Aim of the task: Write out the records again, exactly, leaving none out.

Record excerpts:
◆ ◆ ◆
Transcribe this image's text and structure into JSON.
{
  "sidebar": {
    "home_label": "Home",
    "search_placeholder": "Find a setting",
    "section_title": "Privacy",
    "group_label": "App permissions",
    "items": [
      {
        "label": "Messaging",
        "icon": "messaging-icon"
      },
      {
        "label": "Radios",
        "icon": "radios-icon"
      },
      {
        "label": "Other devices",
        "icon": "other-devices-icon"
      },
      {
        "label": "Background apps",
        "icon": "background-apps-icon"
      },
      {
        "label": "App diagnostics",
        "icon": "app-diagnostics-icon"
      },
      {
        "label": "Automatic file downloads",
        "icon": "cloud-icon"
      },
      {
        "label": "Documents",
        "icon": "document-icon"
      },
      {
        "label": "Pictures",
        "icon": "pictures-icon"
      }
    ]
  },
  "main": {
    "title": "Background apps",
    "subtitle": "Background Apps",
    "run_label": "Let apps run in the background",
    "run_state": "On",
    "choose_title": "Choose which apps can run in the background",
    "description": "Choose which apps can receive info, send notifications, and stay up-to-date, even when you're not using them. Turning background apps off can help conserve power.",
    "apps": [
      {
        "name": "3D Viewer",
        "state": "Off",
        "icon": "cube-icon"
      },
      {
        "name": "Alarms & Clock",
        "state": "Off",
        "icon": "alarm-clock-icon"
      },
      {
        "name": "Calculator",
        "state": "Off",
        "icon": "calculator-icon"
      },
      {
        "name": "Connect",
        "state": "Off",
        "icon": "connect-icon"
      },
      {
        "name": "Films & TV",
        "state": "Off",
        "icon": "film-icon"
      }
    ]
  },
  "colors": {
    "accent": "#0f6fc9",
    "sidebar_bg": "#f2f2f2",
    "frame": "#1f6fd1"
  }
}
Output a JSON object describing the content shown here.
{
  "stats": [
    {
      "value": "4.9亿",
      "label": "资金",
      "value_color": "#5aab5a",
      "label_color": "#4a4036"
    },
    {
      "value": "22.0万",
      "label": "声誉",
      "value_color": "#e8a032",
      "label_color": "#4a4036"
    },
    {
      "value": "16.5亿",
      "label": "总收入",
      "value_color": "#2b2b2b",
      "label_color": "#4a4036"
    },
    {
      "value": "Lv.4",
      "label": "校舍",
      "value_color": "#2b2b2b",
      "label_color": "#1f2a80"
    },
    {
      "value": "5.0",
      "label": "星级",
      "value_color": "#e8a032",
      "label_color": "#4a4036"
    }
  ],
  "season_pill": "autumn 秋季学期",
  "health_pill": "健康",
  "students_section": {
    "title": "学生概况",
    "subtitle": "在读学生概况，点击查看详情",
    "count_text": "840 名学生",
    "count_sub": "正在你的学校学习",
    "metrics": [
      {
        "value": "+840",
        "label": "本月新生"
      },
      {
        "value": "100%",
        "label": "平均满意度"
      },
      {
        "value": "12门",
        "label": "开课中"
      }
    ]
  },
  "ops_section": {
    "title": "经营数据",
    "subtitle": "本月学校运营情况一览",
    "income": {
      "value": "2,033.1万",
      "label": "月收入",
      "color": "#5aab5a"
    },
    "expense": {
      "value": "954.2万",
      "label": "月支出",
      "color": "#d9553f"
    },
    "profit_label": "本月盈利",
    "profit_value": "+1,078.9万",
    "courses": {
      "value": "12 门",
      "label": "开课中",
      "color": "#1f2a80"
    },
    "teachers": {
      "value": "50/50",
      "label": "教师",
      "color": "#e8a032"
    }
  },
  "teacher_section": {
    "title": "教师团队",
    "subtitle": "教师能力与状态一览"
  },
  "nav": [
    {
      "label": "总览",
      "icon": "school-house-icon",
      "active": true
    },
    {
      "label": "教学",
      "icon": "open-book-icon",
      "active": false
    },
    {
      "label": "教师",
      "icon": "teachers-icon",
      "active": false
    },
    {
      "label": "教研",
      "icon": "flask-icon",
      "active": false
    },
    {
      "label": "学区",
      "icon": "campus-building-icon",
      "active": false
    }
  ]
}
◆ ◆ ◆
Exercise result:
Transcribe this image's text and structure into JSON.
{
  "sidebar": {
    "home_label": "Home",
    "search_placeholder": "Find a setting",
    "section_title": "Privacy",
    "group_label": "App permissions",
    "items": [
      {
        "label": "Messaging",
        "icon": "messaging-icon"
      },
      {
        "label": "Radios",
        "icon": "radios-icon"
      },
      {
        "label": "Other devices",
        "icon": "other-devices-icon"
      },
      {
        "label": "Background apps",
        "icon": "background-apps-icon"
      },
      {
        "label": "App diagnostics",
        "icon": "app-diagnostics-icon"
      },
      {
        "label": "Automatic file downloads",
        "icon": "cloud-icon"
      },
      {
        "label": "Documents",
        "icon": "document-icon"
      },
      {
        "label": "Pictures",
        "icon": "pictures-icon"
      }
    ]
  },
  "main": {
    "title": "Background apps",
    "subtitle": "Background Apps",
    "run_label": "Let apps run in the background",
    "run_state": "On",
    "choose_title": "Choose which apps can run in the background",
    "description": "Choose which apps can receive info, send notifications, and stay up-to-date, even when you're not using them. Turning background apps off can help conserve power.",
    "apps": [
      {
        "name": "3D Viewer",
        "state": "Off",
        "icon": "cube-icon"
      },
      {
        "name": "Alarms & Clock",
        "state": "Off",
        "icon": "alarm-clock-icon"
      },
      {
        "name": "Calculator",
        "state": "Off",
        "icon": "calculator-icon"
      },
      {
        "name": "Connect",
        "state": "Off",
        "icon": "connect-icon"
      },
      {
        "name": "Films & TV",
        "state": "Off",
        "icon": "film-icon"
      }
    ]
  },
  "colors": {
    "accent": "#0f6fc9",
    "sidebar_bg": "#f2f2f2",
    "frame": "#1f6fd1"
  }
}
Output a JSON object describing the content shown here.
{
  "stats": [
    {
      "value": "4.9亿",
      "label": "资金",
      "value_color": "#5aab5a",
      "label_color": "#4a4036"
    },
    {
      "value": "22.0万",
      "label": "声誉",
      "value_color": "#e8a032",
      "label_color": "#4a4036"
    },
    {
      "value": "16.5亿",
      "label": "总收入",
      "value_color": "#2b2b2b",
      "label_color": "#4a4036"
    },
    {
      "value": "Lv.4",
      "label": "校舍",
      "value_color": "#2b2b2b",
      "label_color": "#1f2a80"
    },
    {
      "value": "5.0",
      "label": "星级",
      "value_color": "#e8a032",
      "label_color": "#4a4036"
    }
  ],
  "season_pill": "autumn 秋季学期",
  "health_pill": "健康",
  "students_section": {
    "title": "学生概况",
    "subtitle": "在读学生概况，点击查看详情",
    "count_text": "840 名学生",
    "count_sub": "正在你的学校学习",
    "metrics": [
      {
        "value": "+840",
        "label": "本月新生"
      },
      {
        "value": "100%",
        "label": "平均满意度"
      },
      {
        "value": "12门",
        "label": "开课中"
      }
    ]
  },
  "ops_section": {
    "title": "经营数据",
    "subtitle": "本月学校运营情况一览",
    "income": {
      "value": "2,033.1万",
      "label": "月收入",
      "color": "#5aab5a"
    },
    "expense": {
      "value": "954.2万",
      "label": "月支出",
      "color": "#d9553f"
    },
    "profit_label": "本月盈利",
    "profit_value": "+1,078.9万",
    "courses": {
      "value": "12 门",
      "label": "开课中",
      "color": "#1f2a80"
    },
    "teachers": {
      "value": "50/50",
      "label": "教师",
      "color": "#e8a032"
    }
  },
  "teacher_section": {
    "title": "教师团队",
    "subtitle": "教师能力与状态一览"
  },
  "nav": [
    {
      "label": "总览",
      "icon": "school-house-icon",
      "active": true
    },
    {
      "label": "教学",
      "icon": "open-book-icon",
      "active": false
    },
    {
      "label": "教师",
      "icon": "teachers-icon",
      "active": false
    },
    {
      "label": "教研",
      "icon": "flask-icon",
      "active": false
    },
    {
      "label": "学区",
      "icon": "campus-building-icon",
      "active": false
    }
  ]
}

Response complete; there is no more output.